Exercise:
Beneath this task is a listing. State how many of its lines include the string "hours", giving nothing but the number.
+--
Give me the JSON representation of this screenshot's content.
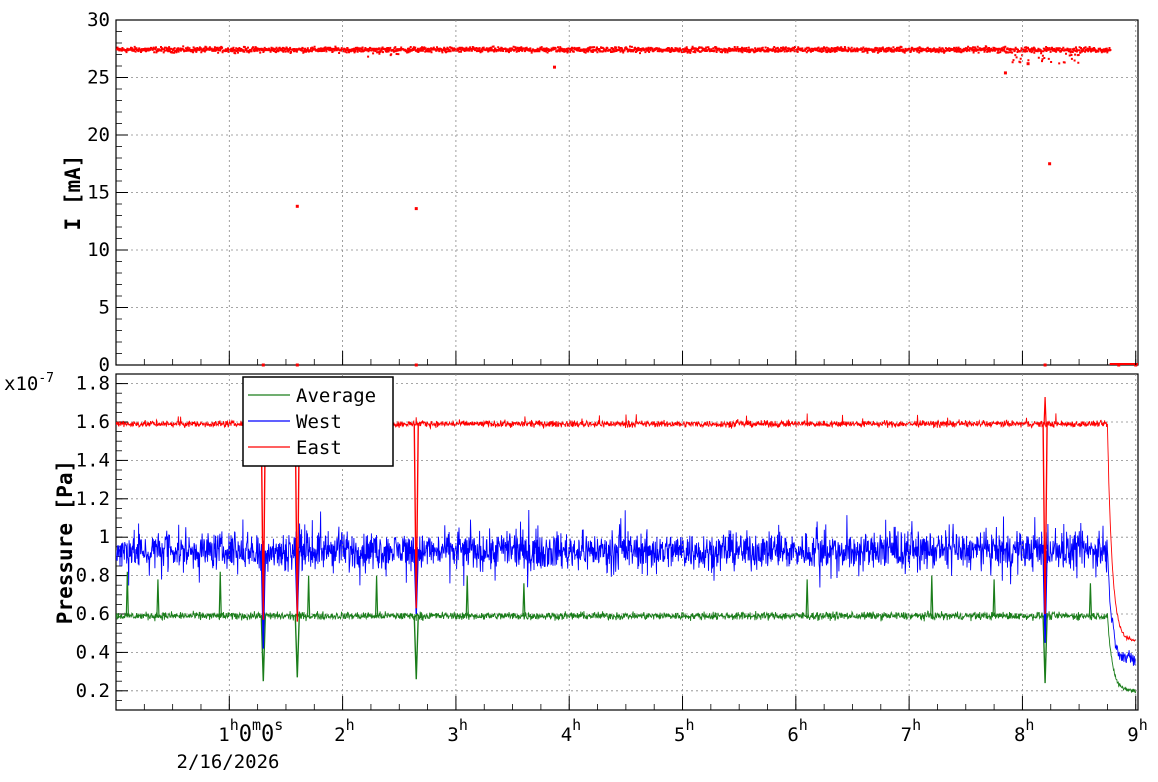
{
  "chart_data": [
    {
      "type": "scatter",
      "ylabel": "I [mA]",
      "ylim": [
        0,
        30
      ],
      "xlim": [
        0,
        9.02
      ],
      "y_ticks": [
        "0",
        "5",
        "10",
        "15",
        "20",
        "25",
        "30"
      ],
      "grid": true,
      "series": [
        {
          "color": "#ff0000",
          "band": {
            "x": [
              0.0,
              8.77
            ],
            "y_center": 27.5,
            "y_spread": 0.6
          },
          "outliers": [
            {
              "x": 1.6,
              "y": 13.8
            },
            {
              "x": 2.65,
              "y": 13.6
            },
            {
              "x": 3.87,
              "y": 25.9
            },
            {
              "x": 7.85,
              "y": 25.4
            },
            {
              "x": 8.05,
              "y": 26.2
            },
            {
              "x": 8.24,
              "y": 17.5
            },
            {
              "x": 1.3,
              "y": 0
            },
            {
              "x": 1.6,
              "y": 0
            },
            {
              "x": 2.65,
              "y": 0
            },
            {
              "x": 8.2,
              "y": 0
            },
            {
              "x": 8.85,
              "y": 0
            },
            {
              "x": 9.0,
              "y": 0
            }
          ]
        }
      ]
    },
    {
      "type": "line",
      "ylabel": "Pressure [Pa]",
      "y_multiplier": "x10",
      "y_exponent": "-7",
      "ylim": [
        0.1,
        1.85
      ],
      "xlim": [
        0,
        9.02
      ],
      "y_ticks": [
        "0.2",
        "0.4",
        "0.6",
        "0.8",
        "1",
        "1.2",
        "1.4",
        "1.6",
        "1.8"
      ],
      "grid": true,
      "legend": {
        "placement": "top-left"
      },
      "series": [
        {
          "name": "Average",
          "color": "#1a7d1a",
          "baseline": 0.59,
          "noise": 0.03,
          "dips": [
            {
              "x": 1.3,
              "y": 0.25
            },
            {
              "x": 1.6,
              "y": 0.27
            },
            {
              "x": 2.65,
              "y": 0.26
            },
            {
              "x": 8.2,
              "y": 0.24
            }
          ],
          "spikes": [
            {
              "x": 0.1,
              "y": 0.82
            },
            {
              "x": 0.37,
              "y": 0.78
            },
            {
              "x": 0.92,
              "y": 0.82
            },
            {
              "x": 1.7,
              "y": 0.8
            },
            {
              "x": 2.3,
              "y": 0.8
            },
            {
              "x": 3.1,
              "y": 0.8
            },
            {
              "x": 3.6,
              "y": 0.76
            },
            {
              "x": 6.1,
              "y": 0.78
            },
            {
              "x": 7.2,
              "y": 0.8
            },
            {
              "x": 7.75,
              "y": 0.78
            },
            {
              "x": 8.6,
              "y": 0.76
            }
          ],
          "tail": {
            "x_start": 8.75,
            "x_end": 9.0,
            "y_start": 0.6,
            "y_end": 0.2
          }
        },
        {
          "name": "West",
          "color": "#0000ff",
          "baseline": 0.93,
          "noise": 0.1,
          "dips": [
            {
              "x": 1.3,
              "y": 0.42
            },
            {
              "x": 1.6,
              "y": 0.58
            },
            {
              "x": 2.65,
              "y": 0.6
            },
            {
              "x": 8.2,
              "y": 0.45
            }
          ],
          "spikes": [],
          "tail": {
            "x_start": 8.75,
            "x_end": 9.0,
            "y_start": 0.92,
            "y_end": 0.36
          }
        },
        {
          "name": "East",
          "color": "#ff0000",
          "baseline": 1.59,
          "noise": 0.025,
          "dips": [
            {
              "x": 1.3,
              "y": 0.57
            },
            {
              "x": 1.6,
              "y": 0.56
            },
            {
              "x": 2.65,
              "y": 0.63
            },
            {
              "x": 8.2,
              "y": 0.6
            }
          ],
          "spikes": [
            {
              "x": 8.2,
              "y": 1.73
            }
          ],
          "tail": {
            "x_start": 8.75,
            "x_end": 9.0,
            "y_start": 1.58,
            "y_end": 0.46
          }
        }
      ]
    }
  ],
  "x_axis": {
    "ticks": [
      {
        "x": 1,
        "hours": "1",
        "rest": "0",
        "rest2": "0"
      },
      {
        "x": 2,
        "hours": "2"
      },
      {
        "x": 3,
        "hours": "3"
      },
      {
        "x": 4,
        "hours": "4"
      },
      {
        "x": 5,
        "hours": "5"
      },
      {
        "x": 6,
        "hours": "6"
      },
      {
        "x": 7,
        "hours": "7"
      },
      {
        "x": 8,
        "hours": "8"
      },
      {
        "x": 9,
        "hours": "9"
      }
    ],
    "unit_h": "h",
    "unit_m": "m",
    "unit_s": "s",
    "date": "2/16/2026"
  }
}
+--
Solved exercise:
9